_Stored rows_
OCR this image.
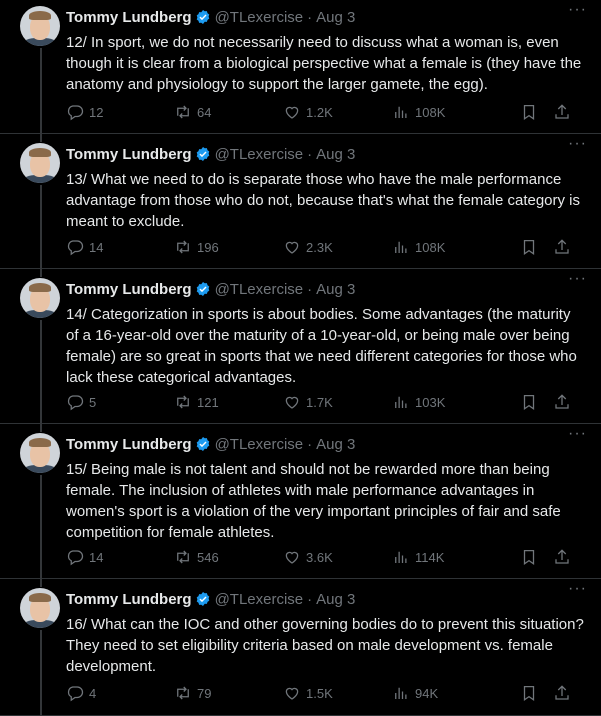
Tommy Lundberg @TLexercise · Aug 3	···
12/ In sport, we do not necessarily need to discuss what a woman is, even though it is clear from a biological perspective what a female is (they have the anatomy and physiology to support the larger gamete, the egg).
12	64	1.2K	108K
Tommy Lundberg @TLexercise · Aug 3
···
13/ What we need to do is separate those who have the male performance advantage from those who do not, because that's what the female category is meant to exclude.
14	196	2.3K	108K
Tommy Lundberg @TLexercise · Aug 3
···
14/ Categorization in sports is about bodies. Some advantages (the maturity of a 16-year-old over the maturity of a 10-year-old, or being male over being female) are so great in sports that we need different categories for those who lack these categorical advantages.
5	121	1.7K	103K
Tommy Lundberg @TLexercise · Aug 3
···
15/ Being male is not talent and should not be rewarded more than being female. The inclusion of athletes with male performance advantages in women's sport is a violation of the very important principles of fair and safe competition for female athletes.
14	546	3.6K	114K
Tommy Lundberg @TLexercise · Aug 3
···
16/ What can the IOC and other governing bodies do to prevent this situation? They need to set eligibility criteria based on male development vs. female development.
4	79	1.5K	94K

_Challenge_
The records above need to be given again exactly. Omit the pictures.

_Response_
OCR this image.
Tommy Lundberg @TLexercise · Aug 3	···
12/ In sport, we do not necessarily need to discuss what a woman is, even though it is clear from a biological perspective what a female is (they have the anatomy and physiology to support the larger gamete, the egg).
12	64	1.2K	108K
Tommy Lundberg @TLexercise · Aug 3
···
13/ What we need to do is separate those who have the male performance advantage from those who do not, because that's what the female category is meant to exclude.
14	196	2.3K	108K
Tommy Lundberg @TLexercise · Aug 3
···
14/ Categorization in sports is about bodies. Some advantages (the maturity of a 16-year-old over the maturity of a 10-year-old, or being male over being female) are so great in sports that we need different categories for those who lack these categorical advantages.
5	121	1.7K	103K
Tommy Lundberg @TLexercise · Aug 3
···
15/ Being male is not talent and should not be rewarded more than being female. The inclusion of athletes with male performance advantages in women's sport is a violation of the very important principles of fair and safe competition for female athletes.
14	546	3.6K	114K
Tommy Lundberg @TLexercise · Aug 3
···
16/ What can the IOC and other governing bodies do to prevent this situation? They need to set eligibility criteria based on male development vs. female development.
4	79	1.5K	94K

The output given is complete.